--- start ---

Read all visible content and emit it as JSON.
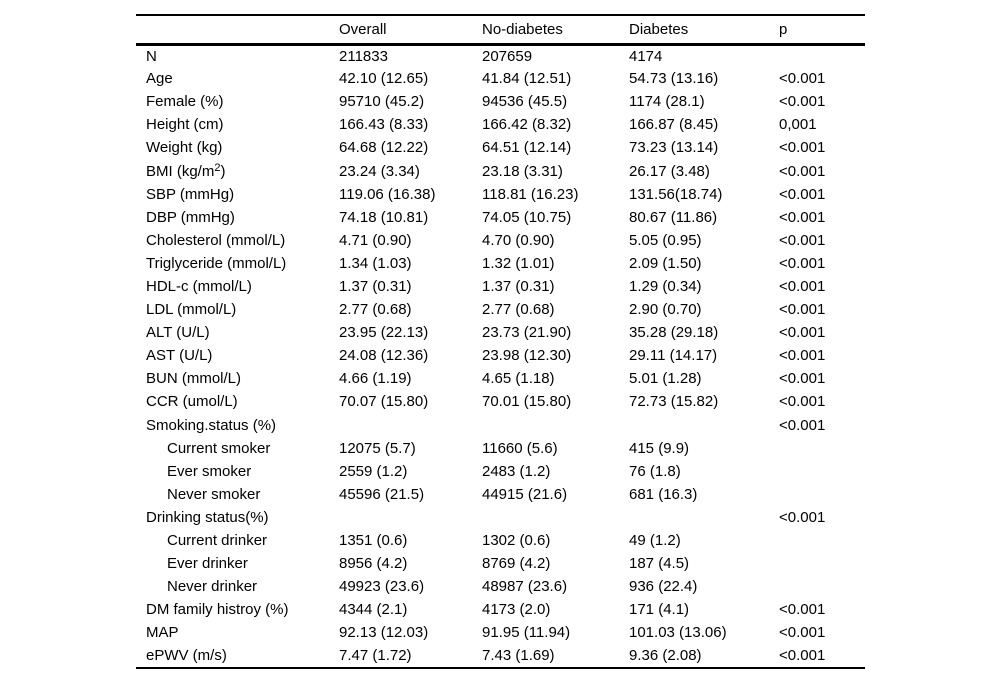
{
  "page": {
    "background_color": "#ffffff",
    "text_color": "#000000"
  },
  "table": {
    "columns": [
      "",
      "Overall",
      "No-diabetes",
      "Diabetes",
      "p"
    ],
    "rows": [
      {
        "label": "N",
        "indent": false,
        "overall": "211833",
        "no_diabetes": "207659",
        "diabetes": "4174",
        "p": ""
      },
      {
        "label": "Age",
        "indent": false,
        "overall": "42.10 (12.65)",
        "no_diabetes": "41.84 (12.51)",
        "diabetes": "54.73 (13.16)",
        "p": "<0.001"
      },
      {
        "label": "Female (%)",
        "indent": false,
        "overall": "95710 (45.2)",
        "no_diabetes": "94536 (45.5)",
        "diabetes": "1174 (28.1)",
        "p": "<0.001"
      },
      {
        "label": "Height (cm)",
        "indent": false,
        "overall": "166.43 (8.33)",
        "no_diabetes": "166.42 (8.32)",
        "diabetes": "166.87 (8.45)",
        "p": "0,001"
      },
      {
        "label": "Weight (kg)",
        "indent": false,
        "overall": "64.68 (12.22)",
        "no_diabetes": "64.51 (12.14)",
        "diabetes": "73.23 (13.14)",
        "p": "<0.001"
      },
      {
        "label": "BMI (kg/m²)",
        "indent": false,
        "overall": "23.24 (3.34)",
        "no_diabetes": "23.18 (3.31)",
        "diabetes": "26.17 (3.48)",
        "p": "<0.001"
      },
      {
        "label": "SBP (mmHg)",
        "indent": false,
        "overall": "119.06 (16.38)",
        "no_diabetes": "118.81 (16.23)",
        "diabetes": "131.56(18.74)",
        "p": "<0.001"
      },
      {
        "label": "DBP (mmHg)",
        "indent": false,
        "overall": "74.18 (10.81)",
        "no_diabetes": "74.05 (10.75)",
        "diabetes": "80.67 (11.86)",
        "p": "<0.001"
      },
      {
        "label": "Cholesterol (mmol/L)",
        "indent": false,
        "overall": "4.71 (0.90)",
        "no_diabetes": "4.70 (0.90)",
        "diabetes": "5.05 (0.95)",
        "p": "<0.001"
      },
      {
        "label": "Triglyceride (mmol/L)",
        "indent": false,
        "overall": "1.34 (1.03)",
        "no_diabetes": "1.32 (1.01)",
        "diabetes": "2.09 (1.50)",
        "p": "<0.001"
      },
      {
        "label": "HDL-c (mmol/L)",
        "indent": false,
        "overall": "1.37 (0.31)",
        "no_diabetes": "1.37 (0.31)",
        "diabetes": "1.29 (0.34)",
        "p": "<0.001"
      },
      {
        "label": "LDL (mmol/L)",
        "indent": false,
        "overall": "2.77 (0.68)",
        "no_diabetes": "2.77 (0.68)",
        "diabetes": "2.90 (0.70)",
        "p": "<0.001"
      },
      {
        "label": "ALT (U/L)",
        "indent": false,
        "overall": "23.95 (22.13)",
        "no_diabetes": "23.73 (21.90)",
        "diabetes": "35.28 (29.18)",
        "p": "<0.001"
      },
      {
        "label": "AST (U/L)",
        "indent": false,
        "overall": "24.08 (12.36)",
        "no_diabetes": "23.98 (12.30)",
        "diabetes": "29.11 (14.17)",
        "p": "<0.001"
      },
      {
        "label": "BUN (mmol/L)",
        "indent": false,
        "overall": "4.66 (1.19)",
        "no_diabetes": "4.65 (1.18)",
        "diabetes": "5.01 (1.28)",
        "p": "<0.001"
      },
      {
        "label": "CCR (umol/L)",
        "indent": false,
        "overall": "70.07 (15.80)",
        "no_diabetes": "70.01 (15.80)",
        "diabetes": "72.73 (15.82)",
        "p": "<0.001"
      },
      {
        "label": "Smoking.status (%)",
        "indent": false,
        "overall": "",
        "no_diabetes": "",
        "diabetes": "",
        "p": "<0.001"
      },
      {
        "label": "Current smoker",
        "indent": true,
        "overall": "12075 (5.7)",
        "no_diabetes": "11660 (5.6)",
        "diabetes": "415 (9.9)",
        "p": ""
      },
      {
        "label": "Ever smoker",
        "indent": true,
        "overall": "2559 (1.2)",
        "no_diabetes": "2483 (1.2)",
        "diabetes": "76 (1.8)",
        "p": ""
      },
      {
        "label": "Never smoker",
        "indent": true,
        "overall": "45596 (21.5)",
        "no_diabetes": "44915 (21.6)",
        "diabetes": "681 (16.3)",
        "p": ""
      },
      {
        "label": "Drinking status(%)",
        "indent": false,
        "overall": "",
        "no_diabetes": "",
        "diabetes": "",
        "p": "<0.001"
      },
      {
        "label": "Current drinker",
        "indent": true,
        "overall": "1351 (0.6)",
        "no_diabetes": "1302 (0.6)",
        "diabetes": "49 (1.2)",
        "p": ""
      },
      {
        "label": "Ever drinker",
        "indent": true,
        "overall": "8956 (4.2)",
        "no_diabetes": "8769 (4.2)",
        "diabetes": "187 (4.5)",
        "p": ""
      },
      {
        "label": "Never drinker",
        "indent": true,
        "overall": "49923 (23.6)",
        "no_diabetes": "48987 (23.6)",
        "diabetes": "936 (22.4)",
        "p": ""
      },
      {
        "label": "DM family histroy (%)",
        "indent": false,
        "overall": "4344 (2.1)",
        "no_diabetes": "4173 (2.0)",
        "diabetes": "171 (4.1)",
        "p": "<0.001"
      },
      {
        "label": "MAP",
        "indent": false,
        "overall": "92.13 (12.03)",
        "no_diabetes": "91.95 (11.94)",
        "diabetes": "101.03 (13.06)",
        "p": "<0.001"
      },
      {
        "label": "ePWV (m/s)",
        "indent": false,
        "overall": "7.47 (1.72)",
        "no_diabetes": "7.43 (1.69)",
        "diabetes": "9.36 (2.08)",
        "p": "<0.001"
      }
    ]
  }
}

--- end ---

The exercise: Repeat each entry exactly as it appears; skip any picture.

Response to the task:
Read all visible content and emit it as JSON.
{
  "page": {
    "background_color": "#ffffff",
    "text_color": "#000000"
  },
  "table": {
    "columns": [
      "",
      "Overall",
      "No-diabetes",
      "Diabetes",
      "p"
    ],
    "rows": [
      {
        "label": "N",
        "indent": false,
        "overall": "211833",
        "no_diabetes": "207659",
        "diabetes": "4174",
        "p": ""
      },
      {
        "label": "Age",
        "indent": false,
        "overall": "42.10 (12.65)",
        "no_diabetes": "41.84 (12.51)",
        "diabetes": "54.73 (13.16)",
        "p": "<0.001"
      },
      {
        "label": "Female (%)",
        "indent": false,
        "overall": "95710 (45.2)",
        "no_diabetes": "94536 (45.5)",
        "diabetes": "1174 (28.1)",
        "p": "<0.001"
      },
      {
        "label": "Height (cm)",
        "indent": false,
        "overall": "166.43 (8.33)",
        "no_diabetes": "166.42 (8.32)",
        "diabetes": "166.87 (8.45)",
        "p": "0,001"
      },
      {
        "label": "Weight (kg)",
        "indent": false,
        "overall": "64.68 (12.22)",
        "no_diabetes": "64.51 (12.14)",
        "diabetes": "73.23 (13.14)",
        "p": "<0.001"
      },
      {
        "label": "BMI (kg/m²)",
        "indent": false,
        "overall": "23.24 (3.34)",
        "no_diabetes": "23.18 (3.31)",
        "diabetes": "26.17 (3.48)",
        "p": "<0.001"
      },
      {
        "label": "SBP (mmHg)",
        "indent": false,
        "overall": "119.06 (16.38)",
        "no_diabetes": "118.81 (16.23)",
        "diabetes": "131.56(18.74)",
        "p": "<0.001"
      },
      {
        "label": "DBP (mmHg)",
        "indent": false,
        "overall": "74.18 (10.81)",
        "no_diabetes": "74.05 (10.75)",
        "diabetes": "80.67 (11.86)",
        "p": "<0.001"
      },
      {
        "label": "Cholesterol (mmol/L)",
        "indent": false,
        "overall": "4.71 (0.90)",
        "no_diabetes": "4.70 (0.90)",
        "diabetes": "5.05 (0.95)",
        "p": "<0.001"
      },
      {
        "label": "Triglyceride (mmol/L)",
        "indent": false,
        "overall": "1.34 (1.03)",
        "no_diabetes": "1.32 (1.01)",
        "diabetes": "2.09 (1.50)",
        "p": "<0.001"
      },
      {
        "label": "HDL-c (mmol/L)",
        "indent": false,
        "overall": "1.37 (0.31)",
        "no_diabetes": "1.37 (0.31)",
        "diabetes": "1.29 (0.34)",
        "p": "<0.001"
      },
      {
        "label": "LDL (mmol/L)",
        "indent": false,
        "overall": "2.77 (0.68)",
        "no_diabetes": "2.77 (0.68)",
        "diabetes": "2.90 (0.70)",
        "p": "<0.001"
      },
      {
        "label": "ALT (U/L)",
        "indent": false,
        "overall": "23.95 (22.13)",
        "no_diabetes": "23.73 (21.90)",
        "diabetes": "35.28 (29.18)",
        "p": "<0.001"
      },
      {
        "label": "AST (U/L)",
        "indent": false,
        "overall": "24.08 (12.36)",
        "no_diabetes": "23.98 (12.30)",
        "diabetes": "29.11 (14.17)",
        "p": "<0.001"
      },
      {
        "label": "BUN (mmol/L)",
        "indent": false,
        "overall": "4.66 (1.19)",
        "no_diabetes": "4.65 (1.18)",
        "diabetes": "5.01 (1.28)",
        "p": "<0.001"
      },
      {
        "label": "CCR (umol/L)",
        "indent": false,
        "overall": "70.07 (15.80)",
        "no_diabetes": "70.01 (15.80)",
        "diabetes": "72.73 (15.82)",
        "p": "<0.001"
      },
      {
        "label": "Smoking.status (%)",
        "indent": false,
        "overall": "",
        "no_diabetes": "",
        "diabetes": "",
        "p": "<0.001"
      },
      {
        "label": "Current smoker",
        "indent": true,
        "overall": "12075 (5.7)",
        "no_diabetes": "11660 (5.6)",
        "diabetes": "415 (9.9)",
        "p": ""
      },
      {
        "label": "Ever smoker",
        "indent": true,
        "overall": "2559 (1.2)",
        "no_diabetes": "2483 (1.2)",
        "diabetes": "76 (1.8)",
        "p": ""
      },
      {
        "label": "Never smoker",
        "indent": true,
        "overall": "45596 (21.5)",
        "no_diabetes": "44915 (21.6)",
        "diabetes": "681 (16.3)",
        "p": ""
      },
      {
        "label": "Drinking status(%)",
        "indent": false,
        "overall": "",
        "no_diabetes": "",
        "diabetes": "",
        "p": "<0.001"
      },
      {
        "label": "Current drinker",
        "indent": true,
        "overall": "1351 (0.6)",
        "no_diabetes": "1302 (0.6)",
        "diabetes": "49 (1.2)",
        "p": ""
      },
      {
        "label": "Ever drinker",
        "indent": true,
        "overall": "8956 (4.2)",
        "no_diabetes": "8769 (4.2)",
        "diabetes": "187 (4.5)",
        "p": ""
      },
      {
        "label": "Never drinker",
        "indent": true,
        "overall": "49923 (23.6)",
        "no_diabetes": "48987 (23.6)",
        "diabetes": "936 (22.4)",
        "p": ""
      },
      {
        "label": "DM family histroy (%)",
        "indent": false,
        "overall": "4344 (2.1)",
        "no_diabetes": "4173 (2.0)",
        "diabetes": "171 (4.1)",
        "p": "<0.001"
      },
      {
        "label": "MAP",
        "indent": false,
        "overall": "92.13 (12.03)",
        "no_diabetes": "91.95 (11.94)",
        "diabetes": "101.03 (13.06)",
        "p": "<0.001"
      },
      {
        "label": "ePWV (m/s)",
        "indent": false,
        "overall": "7.47 (1.72)",
        "no_diabetes": "7.43 (1.69)",
        "diabetes": "9.36 (2.08)",
        "p": "<0.001"
      }
    ]
  }
}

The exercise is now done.